In the following material, identify every line holding the string "from" and return it.

-- BEGIN Provided material --

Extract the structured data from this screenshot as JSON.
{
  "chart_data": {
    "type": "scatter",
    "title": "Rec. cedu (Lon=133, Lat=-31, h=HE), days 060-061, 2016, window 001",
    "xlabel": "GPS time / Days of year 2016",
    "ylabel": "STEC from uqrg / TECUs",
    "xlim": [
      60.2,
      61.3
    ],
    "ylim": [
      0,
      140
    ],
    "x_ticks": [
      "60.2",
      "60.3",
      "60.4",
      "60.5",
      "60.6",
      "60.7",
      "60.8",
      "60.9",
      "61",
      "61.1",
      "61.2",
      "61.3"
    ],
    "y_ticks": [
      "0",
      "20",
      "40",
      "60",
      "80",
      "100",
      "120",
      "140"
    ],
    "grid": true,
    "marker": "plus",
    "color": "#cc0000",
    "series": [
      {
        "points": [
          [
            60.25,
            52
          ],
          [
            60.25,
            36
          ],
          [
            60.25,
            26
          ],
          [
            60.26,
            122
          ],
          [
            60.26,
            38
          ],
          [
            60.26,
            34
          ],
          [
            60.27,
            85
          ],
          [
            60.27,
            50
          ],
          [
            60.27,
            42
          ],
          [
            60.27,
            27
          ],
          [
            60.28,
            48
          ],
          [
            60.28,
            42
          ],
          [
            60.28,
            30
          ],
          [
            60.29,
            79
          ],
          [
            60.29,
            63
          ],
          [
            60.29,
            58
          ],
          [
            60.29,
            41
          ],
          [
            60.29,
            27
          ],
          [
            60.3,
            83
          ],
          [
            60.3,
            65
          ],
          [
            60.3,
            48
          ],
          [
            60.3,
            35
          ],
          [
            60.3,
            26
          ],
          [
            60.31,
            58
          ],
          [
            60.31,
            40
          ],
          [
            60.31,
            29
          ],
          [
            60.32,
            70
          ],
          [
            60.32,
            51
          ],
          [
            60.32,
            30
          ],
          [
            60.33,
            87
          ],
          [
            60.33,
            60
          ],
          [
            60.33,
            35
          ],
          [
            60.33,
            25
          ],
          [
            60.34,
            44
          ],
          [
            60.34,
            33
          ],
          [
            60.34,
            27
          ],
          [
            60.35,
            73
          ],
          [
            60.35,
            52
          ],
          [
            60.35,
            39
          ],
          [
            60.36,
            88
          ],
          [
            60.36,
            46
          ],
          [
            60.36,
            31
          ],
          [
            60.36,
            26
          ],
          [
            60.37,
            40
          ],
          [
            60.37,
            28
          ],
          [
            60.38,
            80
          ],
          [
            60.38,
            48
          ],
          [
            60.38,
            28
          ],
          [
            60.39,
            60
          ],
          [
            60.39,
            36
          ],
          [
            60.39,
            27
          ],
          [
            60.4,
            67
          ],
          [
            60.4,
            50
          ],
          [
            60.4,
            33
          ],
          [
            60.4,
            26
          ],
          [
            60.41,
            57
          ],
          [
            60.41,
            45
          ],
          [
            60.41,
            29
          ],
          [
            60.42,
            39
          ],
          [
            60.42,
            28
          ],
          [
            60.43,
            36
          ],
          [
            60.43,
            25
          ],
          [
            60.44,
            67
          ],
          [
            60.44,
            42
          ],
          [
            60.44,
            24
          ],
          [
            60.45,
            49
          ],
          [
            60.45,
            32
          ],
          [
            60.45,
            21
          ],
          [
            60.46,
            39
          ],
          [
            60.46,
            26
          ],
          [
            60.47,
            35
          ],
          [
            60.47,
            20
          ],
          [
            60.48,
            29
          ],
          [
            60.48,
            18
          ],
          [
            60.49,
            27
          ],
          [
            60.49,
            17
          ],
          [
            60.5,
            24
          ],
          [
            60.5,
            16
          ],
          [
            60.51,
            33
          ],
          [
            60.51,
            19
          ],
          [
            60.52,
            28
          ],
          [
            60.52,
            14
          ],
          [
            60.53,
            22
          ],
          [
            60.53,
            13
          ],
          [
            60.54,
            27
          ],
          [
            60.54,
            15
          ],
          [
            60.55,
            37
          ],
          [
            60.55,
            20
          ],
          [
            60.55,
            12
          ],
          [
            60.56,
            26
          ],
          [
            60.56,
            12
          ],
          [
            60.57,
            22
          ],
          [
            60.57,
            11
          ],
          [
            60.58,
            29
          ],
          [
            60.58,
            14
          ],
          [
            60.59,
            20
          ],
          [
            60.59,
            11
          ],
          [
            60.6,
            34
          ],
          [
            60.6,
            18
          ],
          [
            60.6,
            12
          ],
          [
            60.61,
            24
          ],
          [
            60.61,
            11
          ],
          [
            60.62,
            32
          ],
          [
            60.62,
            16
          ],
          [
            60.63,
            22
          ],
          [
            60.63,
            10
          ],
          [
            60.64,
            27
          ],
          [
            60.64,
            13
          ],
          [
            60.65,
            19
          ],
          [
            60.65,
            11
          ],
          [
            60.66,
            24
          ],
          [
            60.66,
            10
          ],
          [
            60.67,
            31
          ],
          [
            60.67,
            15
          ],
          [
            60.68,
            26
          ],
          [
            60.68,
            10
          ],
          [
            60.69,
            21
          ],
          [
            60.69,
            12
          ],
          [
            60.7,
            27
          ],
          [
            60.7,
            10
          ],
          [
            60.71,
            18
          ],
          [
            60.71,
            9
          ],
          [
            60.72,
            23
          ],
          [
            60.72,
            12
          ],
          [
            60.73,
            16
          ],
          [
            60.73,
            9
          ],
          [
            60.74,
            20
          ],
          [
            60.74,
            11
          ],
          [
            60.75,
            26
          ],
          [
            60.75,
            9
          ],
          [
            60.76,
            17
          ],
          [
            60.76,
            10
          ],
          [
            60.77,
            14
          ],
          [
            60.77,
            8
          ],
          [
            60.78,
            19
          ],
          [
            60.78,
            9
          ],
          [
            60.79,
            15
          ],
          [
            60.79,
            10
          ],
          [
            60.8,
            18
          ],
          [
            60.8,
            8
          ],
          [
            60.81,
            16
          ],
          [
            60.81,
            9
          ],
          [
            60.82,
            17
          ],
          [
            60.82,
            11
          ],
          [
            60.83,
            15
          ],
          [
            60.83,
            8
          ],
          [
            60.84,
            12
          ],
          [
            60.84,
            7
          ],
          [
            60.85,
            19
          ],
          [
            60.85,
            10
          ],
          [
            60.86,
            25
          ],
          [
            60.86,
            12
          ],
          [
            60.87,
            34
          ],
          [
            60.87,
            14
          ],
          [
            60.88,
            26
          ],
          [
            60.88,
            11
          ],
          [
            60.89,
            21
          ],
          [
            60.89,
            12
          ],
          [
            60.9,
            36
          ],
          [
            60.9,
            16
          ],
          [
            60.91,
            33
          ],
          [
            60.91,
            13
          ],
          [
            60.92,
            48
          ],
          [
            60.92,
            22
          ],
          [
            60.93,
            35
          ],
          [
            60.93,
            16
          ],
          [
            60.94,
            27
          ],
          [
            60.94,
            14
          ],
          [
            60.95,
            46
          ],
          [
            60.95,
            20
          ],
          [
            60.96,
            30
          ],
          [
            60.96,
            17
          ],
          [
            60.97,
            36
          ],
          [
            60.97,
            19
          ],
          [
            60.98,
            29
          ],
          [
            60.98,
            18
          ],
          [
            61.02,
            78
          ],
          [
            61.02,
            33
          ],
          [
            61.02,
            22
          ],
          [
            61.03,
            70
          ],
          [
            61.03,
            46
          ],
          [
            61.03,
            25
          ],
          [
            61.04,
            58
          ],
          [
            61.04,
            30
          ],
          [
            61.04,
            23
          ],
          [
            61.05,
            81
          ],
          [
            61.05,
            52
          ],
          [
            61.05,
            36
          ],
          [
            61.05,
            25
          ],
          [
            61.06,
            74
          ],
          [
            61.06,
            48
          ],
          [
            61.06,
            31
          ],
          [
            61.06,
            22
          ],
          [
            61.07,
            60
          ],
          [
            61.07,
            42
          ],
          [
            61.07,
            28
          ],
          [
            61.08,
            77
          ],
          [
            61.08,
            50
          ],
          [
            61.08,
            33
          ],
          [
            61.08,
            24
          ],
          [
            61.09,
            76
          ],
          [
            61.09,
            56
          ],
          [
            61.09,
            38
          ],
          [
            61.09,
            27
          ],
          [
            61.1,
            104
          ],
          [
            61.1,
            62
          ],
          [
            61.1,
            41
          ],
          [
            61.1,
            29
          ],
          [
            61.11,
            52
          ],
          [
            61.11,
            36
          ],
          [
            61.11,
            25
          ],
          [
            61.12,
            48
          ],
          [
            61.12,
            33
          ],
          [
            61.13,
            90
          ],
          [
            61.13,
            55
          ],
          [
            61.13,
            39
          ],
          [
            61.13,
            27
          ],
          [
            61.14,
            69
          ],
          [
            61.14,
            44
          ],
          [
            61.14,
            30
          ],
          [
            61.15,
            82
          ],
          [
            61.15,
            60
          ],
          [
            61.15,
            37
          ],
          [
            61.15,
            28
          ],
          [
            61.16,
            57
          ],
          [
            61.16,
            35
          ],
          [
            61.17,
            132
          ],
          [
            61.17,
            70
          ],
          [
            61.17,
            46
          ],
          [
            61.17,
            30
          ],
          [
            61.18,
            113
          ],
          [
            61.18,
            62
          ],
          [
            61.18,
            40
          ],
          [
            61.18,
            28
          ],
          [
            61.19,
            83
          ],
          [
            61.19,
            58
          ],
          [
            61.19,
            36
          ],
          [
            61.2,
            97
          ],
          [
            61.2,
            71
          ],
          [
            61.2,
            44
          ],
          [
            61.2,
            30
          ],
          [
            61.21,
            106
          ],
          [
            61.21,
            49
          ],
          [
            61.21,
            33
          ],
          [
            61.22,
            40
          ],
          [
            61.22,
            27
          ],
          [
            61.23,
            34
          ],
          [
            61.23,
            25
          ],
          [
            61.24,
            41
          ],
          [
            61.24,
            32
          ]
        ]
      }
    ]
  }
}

-- END Provided material --

• [Result]
Extract the structured data from this screenshot as JSON.
    "ylabel": "STEC from uqrg / TECUs",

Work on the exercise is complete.